» **Task description**: Leave out the pictures and copy everything else in the entries exactly.

» **Source data**:
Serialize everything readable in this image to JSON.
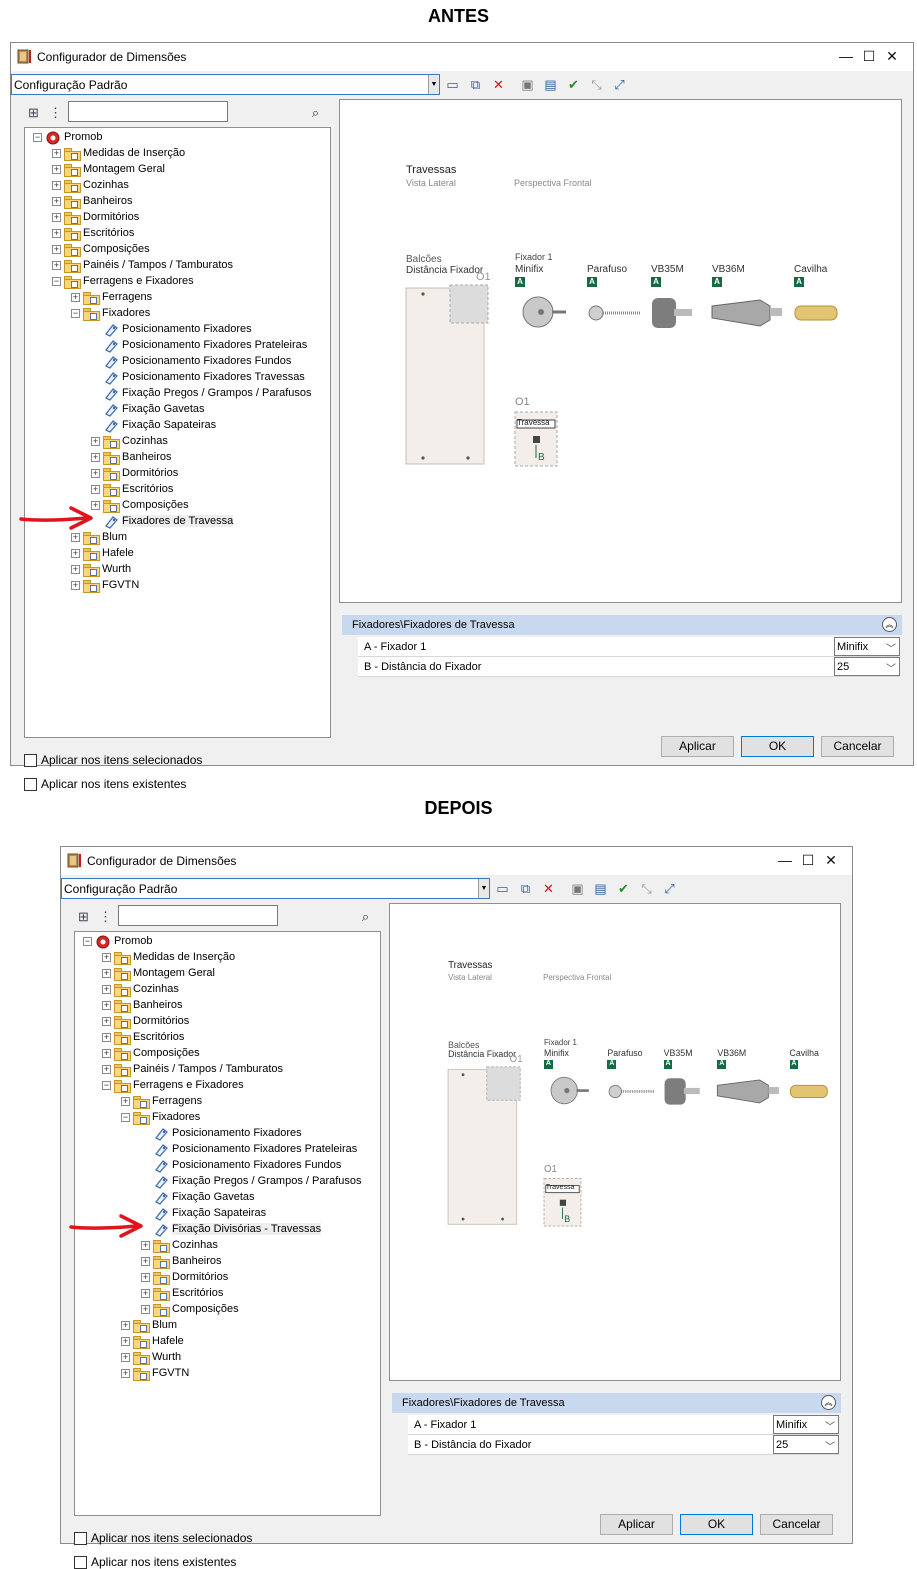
{
  "headings": {
    "before": "ANTES",
    "after": "DEPOIS"
  },
  "window": {
    "title": "Configurador de Dimensões",
    "minimize": "—",
    "maximize": "☐",
    "close": "✕",
    "config_value": "Configuração Padrão"
  },
  "tree_before": [
    {
      "label": "Promob",
      "level": 0,
      "icon": "promob",
      "exp": "−"
    },
    {
      "label": "Medidas de Inserção",
      "level": 1,
      "icon": "folder",
      "exp": "+"
    },
    {
      "label": "Montagem Geral",
      "level": 1,
      "icon": "folder",
      "exp": "+"
    },
    {
      "label": "Cozinhas",
      "level": 1,
      "icon": "folder",
      "exp": "+"
    },
    {
      "label": "Banheiros",
      "level": 1,
      "icon": "folder",
      "exp": "+"
    },
    {
      "label": "Dormitórios",
      "level": 1,
      "icon": "folder",
      "exp": "+"
    },
    {
      "label": "Escritórios",
      "level": 1,
      "icon": "folder",
      "exp": "+"
    },
    {
      "label": "Composições",
      "level": 1,
      "icon": "folder",
      "exp": "+"
    },
    {
      "label": "Painéis / Tampos / Tamburatos",
      "level": 1,
      "icon": "folder",
      "exp": "+"
    },
    {
      "label": "Ferragens e Fixadores",
      "level": 1,
      "icon": "folder",
      "exp": "−"
    },
    {
      "label": "Ferragens",
      "level": 2,
      "icon": "folder",
      "exp": "+"
    },
    {
      "label": "Fixadores",
      "level": 2,
      "icon": "folder",
      "exp": "−"
    },
    {
      "label": "Posicionamento Fixadores",
      "level": 3,
      "icon": "tag"
    },
    {
      "label": "Posicionamento Fixadores Prateleiras",
      "level": 3,
      "icon": "tag"
    },
    {
      "label": "Posicionamento Fixadores Fundos",
      "level": 3,
      "icon": "tag"
    },
    {
      "label": "Posicionamento Fixadores Travessas",
      "level": 3,
      "icon": "tag"
    },
    {
      "label": "Fixação Pregos / Grampos / Parafusos",
      "level": 3,
      "icon": "tag"
    },
    {
      "label": "Fixação Gavetas",
      "level": 3,
      "icon": "tag"
    },
    {
      "label": "Fixação Sapateiras",
      "level": 3,
      "icon": "tag"
    },
    {
      "label": "Cozinhas",
      "level": 3,
      "icon": "folder",
      "exp": "+"
    },
    {
      "label": "Banheiros",
      "level": 3,
      "icon": "folder",
      "exp": "+"
    },
    {
      "label": "Dormitórios",
      "level": 3,
      "icon": "folder",
      "exp": "+"
    },
    {
      "label": "Escritórios",
      "level": 3,
      "icon": "folder",
      "exp": "+"
    },
    {
      "label": "Composições",
      "level": 3,
      "icon": "folder",
      "exp": "+"
    },
    {
      "label": "Fixadores de Travessa",
      "level": 3,
      "icon": "tag",
      "selected": true
    },
    {
      "label": "Blum",
      "level": 2,
      "icon": "folder",
      "exp": "+"
    },
    {
      "label": "Hafele",
      "level": 2,
      "icon": "folder",
      "exp": "+"
    },
    {
      "label": "Wurth",
      "level": 2,
      "icon": "folder",
      "exp": "+"
    },
    {
      "label": "FGVTN",
      "level": 2,
      "icon": "folder",
      "exp": "+"
    }
  ],
  "tree_after": [
    {
      "label": "Promob",
      "level": 0,
      "icon": "promob",
      "exp": "−"
    },
    {
      "label": "Medidas de Inserção",
      "level": 1,
      "icon": "folder",
      "exp": "+"
    },
    {
      "label": "Montagem Geral",
      "level": 1,
      "icon": "folder",
      "exp": "+"
    },
    {
      "label": "Cozinhas",
      "level": 1,
      "icon": "folder",
      "exp": "+"
    },
    {
      "label": "Banheiros",
      "level": 1,
      "icon": "folder",
      "exp": "+"
    },
    {
      "label": "Dormitórios",
      "level": 1,
      "icon": "folder",
      "exp": "+"
    },
    {
      "label": "Escritórios",
      "level": 1,
      "icon": "folder",
      "exp": "+"
    },
    {
      "label": "Composições",
      "level": 1,
      "icon": "folder",
      "exp": "+"
    },
    {
      "label": "Painéis / Tampos / Tamburatos",
      "level": 1,
      "icon": "folder",
      "exp": "+"
    },
    {
      "label": "Ferragens e Fixadores",
      "level": 1,
      "icon": "folder",
      "exp": "−"
    },
    {
      "label": "Ferragens",
      "level": 2,
      "icon": "folder",
      "exp": "+"
    },
    {
      "label": "Fixadores",
      "level": 2,
      "icon": "folder",
      "exp": "−"
    },
    {
      "label": "Posicionamento Fixadores",
      "level": 3,
      "icon": "tag"
    },
    {
      "label": "Posicionamento Fixadores Prateleiras",
      "level": 3,
      "icon": "tag"
    },
    {
      "label": "Posicionamento Fixadores Fundos",
      "level": 3,
      "icon": "tag"
    },
    {
      "label": "Fixação Pregos / Grampos / Parafusos",
      "level": 3,
      "icon": "tag"
    },
    {
      "label": "Fixação Gavetas",
      "level": 3,
      "icon": "tag"
    },
    {
      "label": "Fixação Sapateiras",
      "level": 3,
      "icon": "tag"
    },
    {
      "label": "Fixação Divisórias - Travessas",
      "level": 3,
      "icon": "tag",
      "selected": true
    },
    {
      "label": "Cozinhas",
      "level": 3,
      "icon": "folder",
      "exp": "+"
    },
    {
      "label": "Banheiros",
      "level": 3,
      "icon": "folder",
      "exp": "+"
    },
    {
      "label": "Dormitórios",
      "level": 3,
      "icon": "folder",
      "exp": "+"
    },
    {
      "label": "Escritórios",
      "level": 3,
      "icon": "folder",
      "exp": "+"
    },
    {
      "label": "Composições",
      "level": 3,
      "icon": "folder",
      "exp": "+"
    },
    {
      "label": "Blum",
      "level": 2,
      "icon": "folder",
      "exp": "+"
    },
    {
      "label": "Hafele",
      "level": 2,
      "icon": "folder",
      "exp": "+"
    },
    {
      "label": "Wurth",
      "level": 2,
      "icon": "folder",
      "exp": "+"
    },
    {
      "label": "FGVTN",
      "level": 2,
      "icon": "folder",
      "exp": "+"
    }
  ],
  "preview": {
    "title": "Travessas",
    "subtitle_left": "Vista Lateral",
    "subtitle_right": "Perspectiva Frontal",
    "balcoes": "Balcões",
    "distancia": "Distância Fixador",
    "o1": "O1",
    "fixador1": "Fixador 1",
    "badge_a": "A",
    "badge_b": "B",
    "travessa": "Travessa",
    "items": [
      "Minifix",
      "Parafuso",
      "VB35M",
      "VB36M",
      "Cavilha"
    ]
  },
  "props": {
    "header": "Fixadores\\Fixadores de Travessa",
    "collapse": "︽",
    "row1_label": "A - Fixador 1",
    "row1_value": "Minifix",
    "row2_label": "B - Distância do Fixador",
    "row2_value": "25",
    "arrow": "﹀"
  },
  "options": {
    "apply_selected": "Aplicar nos itens selecionados",
    "apply_existing": "Aplicar nos itens existentes"
  },
  "buttons": {
    "apply": "Aplicar",
    "ok": "OK",
    "cancel": "Cancelar"
  },
  "colors": {
    "badge": "#156b44",
    "props_header": "#c8d9ef",
    "arrow": "#e0141c"
  }
}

» **Exercise result**:
Serialize everything readable in this image to JSON.
{
  "headings": {
    "before": "ANTES",
    "after": "DEPOIS"
  },
  "window": {
    "title": "Configurador de Dimensões",
    "minimize": "—",
    "maximize": "☐",
    "close": "✕",
    "config_value": "Configuração Padrão"
  },
  "tree_before": [
    {
      "label": "Promob",
      "level": 0,
      "icon": "promob",
      "exp": "−"
    },
    {
      "label": "Medidas de Inserção",
      "level": 1,
      "icon": "folder",
      "exp": "+"
    },
    {
      "label": "Montagem Geral",
      "level": 1,
      "icon": "folder",
      "exp": "+"
    },
    {
      "label": "Cozinhas",
      "level": 1,
      "icon": "folder",
      "exp": "+"
    },
    {
      "label": "Banheiros",
      "level": 1,
      "icon": "folder",
      "exp": "+"
    },
    {
      "label": "Dormitórios",
      "level": 1,
      "icon": "folder",
      "exp": "+"
    },
    {
      "label": "Escritórios",
      "level": 1,
      "icon": "folder",
      "exp": "+"
    },
    {
      "label": "Composições",
      "level": 1,
      "icon": "folder",
      "exp": "+"
    },
    {
      "label": "Painéis / Tampos / Tamburatos",
      "level": 1,
      "icon": "folder",
      "exp": "+"
    },
    {
      "label": "Ferragens e Fixadores",
      "level": 1,
      "icon": "folder",
      "exp": "−"
    },
    {
      "label": "Ferragens",
      "level": 2,
      "icon": "folder",
      "exp": "+"
    },
    {
      "label": "Fixadores",
      "level": 2,
      "icon": "folder",
      "exp": "−"
    },
    {
      "label": "Posicionamento Fixadores",
      "level": 3,
      "icon": "tag"
    },
    {
      "label": "Posicionamento Fixadores Prateleiras",
      "level": 3,
      "icon": "tag"
    },
    {
      "label": "Posicionamento Fixadores Fundos",
      "level": 3,
      "icon": "tag"
    },
    {
      "label": "Posicionamento Fixadores Travessas",
      "level": 3,
      "icon": "tag"
    },
    {
      "label": "Fixação Pregos / Grampos / Parafusos",
      "level": 3,
      "icon": "tag"
    },
    {
      "label": "Fixação Gavetas",
      "level": 3,
      "icon": "tag"
    },
    {
      "label": "Fixação Sapateiras",
      "level": 3,
      "icon": "tag"
    },
    {
      "label": "Cozinhas",
      "level": 3,
      "icon": "folder",
      "exp": "+"
    },
    {
      "label": "Banheiros",
      "level": 3,
      "icon": "folder",
      "exp": "+"
    },
    {
      "label": "Dormitórios",
      "level": 3,
      "icon": "folder",
      "exp": "+"
    },
    {
      "label": "Escritórios",
      "level": 3,
      "icon": "folder",
      "exp": "+"
    },
    {
      "label": "Composições",
      "level": 3,
      "icon": "folder",
      "exp": "+"
    },
    {
      "label": "Fixadores de Travessa",
      "level": 3,
      "icon": "tag",
      "selected": true
    },
    {
      "label": "Blum",
      "level": 2,
      "icon": "folder",
      "exp": "+"
    },
    {
      "label": "Hafele",
      "level": 2,
      "icon": "folder",
      "exp": "+"
    },
    {
      "label": "Wurth",
      "level": 2,
      "icon": "folder",
      "exp": "+"
    },
    {
      "label": "FGVTN",
      "level": 2,
      "icon": "folder",
      "exp": "+"
    }
  ],
  "tree_after": [
    {
      "label": "Promob",
      "level": 0,
      "icon": "promob",
      "exp": "−"
    },
    {
      "label": "Medidas de Inserção",
      "level": 1,
      "icon": "folder",
      "exp": "+"
    },
    {
      "label": "Montagem Geral",
      "level": 1,
      "icon": "folder",
      "exp": "+"
    },
    {
      "label": "Cozinhas",
      "level": 1,
      "icon": "folder",
      "exp": "+"
    },
    {
      "label": "Banheiros",
      "level": 1,
      "icon": "folder",
      "exp": "+"
    },
    {
      "label": "Dormitórios",
      "level": 1,
      "icon": "folder",
      "exp": "+"
    },
    {
      "label": "Escritórios",
      "level": 1,
      "icon": "folder",
      "exp": "+"
    },
    {
      "label": "Composições",
      "level": 1,
      "icon": "folder",
      "exp": "+"
    },
    {
      "label": "Painéis / Tampos / Tamburatos",
      "level": 1,
      "icon": "folder",
      "exp": "+"
    },
    {
      "label": "Ferragens e Fixadores",
      "level": 1,
      "icon": "folder",
      "exp": "−"
    },
    {
      "label": "Ferragens",
      "level": 2,
      "icon": "folder",
      "exp": "+"
    },
    {
      "label": "Fixadores",
      "level": 2,
      "icon": "folder",
      "exp": "−"
    },
    {
      "label": "Posicionamento Fixadores",
      "level": 3,
      "icon": "tag"
    },
    {
      "label": "Posicionamento Fixadores Prateleiras",
      "level": 3,
      "icon": "tag"
    },
    {
      "label": "Posicionamento Fixadores Fundos",
      "level": 3,
      "icon": "tag"
    },
    {
      "label": "Fixação Pregos / Grampos / Parafusos",
      "level": 3,
      "icon": "tag"
    },
    {
      "label": "Fixação Gavetas",
      "level": 3,
      "icon": "tag"
    },
    {
      "label": "Fixação Sapateiras",
      "level": 3,
      "icon": "tag"
    },
    {
      "label": "Fixação Divisórias - Travessas",
      "level": 3,
      "icon": "tag",
      "selected": true
    },
    {
      "label": "Cozinhas",
      "level": 3,
      "icon": "folder",
      "exp": "+"
    },
    {
      "label": "Banheiros",
      "level": 3,
      "icon": "folder",
      "exp": "+"
    },
    {
      "label": "Dormitórios",
      "level": 3,
      "icon": "folder",
      "exp": "+"
    },
    {
      "label": "Escritórios",
      "level": 3,
      "icon": "folder",
      "exp": "+"
    },
    {
      "label": "Composições",
      "level": 3,
      "icon": "folder",
      "exp": "+"
    },
    {
      "label": "Blum",
      "level": 2,
      "icon": "folder",
      "exp": "+"
    },
    {
      "label": "Hafele",
      "level": 2,
      "icon": "folder",
      "exp": "+"
    },
    {
      "label": "Wurth",
      "level": 2,
      "icon": "folder",
      "exp": "+"
    },
    {
      "label": "FGVTN",
      "level": 2,
      "icon": "folder",
      "exp": "+"
    }
  ],
  "preview": {
    "title": "Travessas",
    "subtitle_left": "Vista Lateral",
    "subtitle_right": "Perspectiva Frontal",
    "balcoes": "Balcões",
    "distancia": "Distância Fixador",
    "o1": "O1",
    "fixador1": "Fixador 1",
    "badge_a": "A",
    "badge_b": "B",
    "travessa": "Travessa",
    "items": [
      "Minifix",
      "Parafuso",
      "VB35M",
      "VB36M",
      "Cavilha"
    ]
  },
  "props": {
    "header": "Fixadores\\Fixadores de Travessa",
    "collapse": "︽",
    "row1_label": "A - Fixador 1",
    "row1_value": "Minifix",
    "row2_label": "B - Distância do Fixador",
    "row2_value": "25",
    "arrow": "﹀"
  },
  "options": {
    "apply_selected": "Aplicar nos itens selecionados",
    "apply_existing": "Aplicar nos itens existentes"
  },
  "buttons": {
    "apply": "Aplicar",
    "ok": "OK",
    "cancel": "Cancelar"
  },
  "colors": {
    "badge": "#156b44",
    "props_header": "#c8d9ef",
    "arrow": "#e0141c"
  }
}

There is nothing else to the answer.